Set task => Return all the data below as it stands, minus the pictures.

[Collected data entries]
——

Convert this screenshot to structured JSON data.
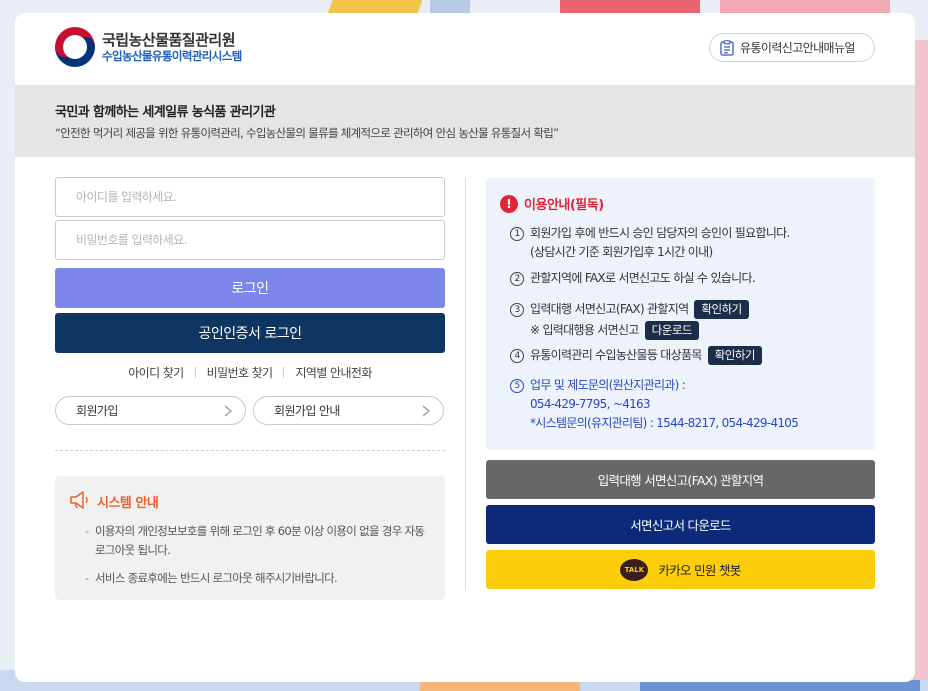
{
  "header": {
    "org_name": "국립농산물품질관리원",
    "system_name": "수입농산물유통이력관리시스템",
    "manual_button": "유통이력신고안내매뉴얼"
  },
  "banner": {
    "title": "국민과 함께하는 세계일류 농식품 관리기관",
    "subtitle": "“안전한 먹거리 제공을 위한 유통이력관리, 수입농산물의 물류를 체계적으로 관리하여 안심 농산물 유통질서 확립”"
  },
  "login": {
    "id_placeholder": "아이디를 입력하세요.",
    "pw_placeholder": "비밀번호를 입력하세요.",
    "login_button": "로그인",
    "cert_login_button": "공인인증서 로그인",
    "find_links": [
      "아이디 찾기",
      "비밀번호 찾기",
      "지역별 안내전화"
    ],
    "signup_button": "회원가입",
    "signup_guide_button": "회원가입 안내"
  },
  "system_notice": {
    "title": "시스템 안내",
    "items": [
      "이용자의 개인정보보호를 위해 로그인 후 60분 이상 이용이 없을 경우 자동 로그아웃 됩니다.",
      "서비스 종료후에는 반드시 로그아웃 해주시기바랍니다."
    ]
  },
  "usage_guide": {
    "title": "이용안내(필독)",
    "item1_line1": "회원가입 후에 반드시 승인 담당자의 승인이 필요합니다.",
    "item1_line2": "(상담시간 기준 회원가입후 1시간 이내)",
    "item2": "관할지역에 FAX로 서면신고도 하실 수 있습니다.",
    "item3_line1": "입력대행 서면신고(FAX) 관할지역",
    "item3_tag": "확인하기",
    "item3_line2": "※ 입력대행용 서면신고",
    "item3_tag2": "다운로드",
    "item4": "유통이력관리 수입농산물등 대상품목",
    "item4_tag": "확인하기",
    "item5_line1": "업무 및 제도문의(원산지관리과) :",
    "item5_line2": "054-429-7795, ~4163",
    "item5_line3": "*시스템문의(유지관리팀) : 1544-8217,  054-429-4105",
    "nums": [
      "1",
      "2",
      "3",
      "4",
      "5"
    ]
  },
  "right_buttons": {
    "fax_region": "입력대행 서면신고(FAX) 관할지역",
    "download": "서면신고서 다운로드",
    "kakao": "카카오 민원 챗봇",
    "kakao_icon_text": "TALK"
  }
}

——

Answer to this task =>
Convert this screenshot to structured JSON data.
{
  "header": {
    "org_name": "국립농산물품질관리원",
    "system_name": "수입농산물유통이력관리시스템",
    "manual_button": "유통이력신고안내매뉴얼"
  },
  "banner": {
    "title": "국민과 함께하는 세계일류 농식품 관리기관",
    "subtitle": "“안전한 먹거리 제공을 위한 유통이력관리, 수입농산물의 물류를 체계적으로 관리하여 안심 농산물 유통질서 확립”"
  },
  "login": {
    "id_placeholder": "아이디를 입력하세요.",
    "pw_placeholder": "비밀번호를 입력하세요.",
    "login_button": "로그인",
    "cert_login_button": "공인인증서 로그인",
    "find_links": [
      "아이디 찾기",
      "비밀번호 찾기",
      "지역별 안내전화"
    ],
    "signup_button": "회원가입",
    "signup_guide_button": "회원가입 안내"
  },
  "system_notice": {
    "title": "시스템 안내",
    "items": [
      "이용자의 개인정보보호를 위해 로그인 후 60분 이상 이용이 없을 경우 자동 로그아웃 됩니다.",
      "서비스 종료후에는 반드시 로그아웃 해주시기바랍니다."
    ]
  },
  "usage_guide": {
    "title": "이용안내(필독)",
    "item1_line1": "회원가입 후에 반드시 승인 담당자의 승인이 필요합니다.",
    "item1_line2": "(상담시간 기준 회원가입후 1시간 이내)",
    "item2": "관할지역에 FAX로 서면신고도 하실 수 있습니다.",
    "item3_line1": "입력대행 서면신고(FAX) 관할지역",
    "item3_tag": "확인하기",
    "item3_line2": "※ 입력대행용 서면신고",
    "item3_tag2": "다운로드",
    "item4": "유통이력관리 수입농산물등 대상품목",
    "item4_tag": "확인하기",
    "item5_line1": "업무 및 제도문의(원산지관리과) :",
    "item5_line2": "054-429-7795, ~4163",
    "item5_line3": "*시스템문의(유지관리팀) : 1544-8217,  054-429-4105",
    "nums": [
      "1",
      "2",
      "3",
      "4",
      "5"
    ]
  },
  "right_buttons": {
    "fax_region": "입력대행 서면신고(FAX) 관할지역",
    "download": "서면신고서 다운로드",
    "kakao": "카카오 민원 챗봇",
    "kakao_icon_text": "TALK"
  }
}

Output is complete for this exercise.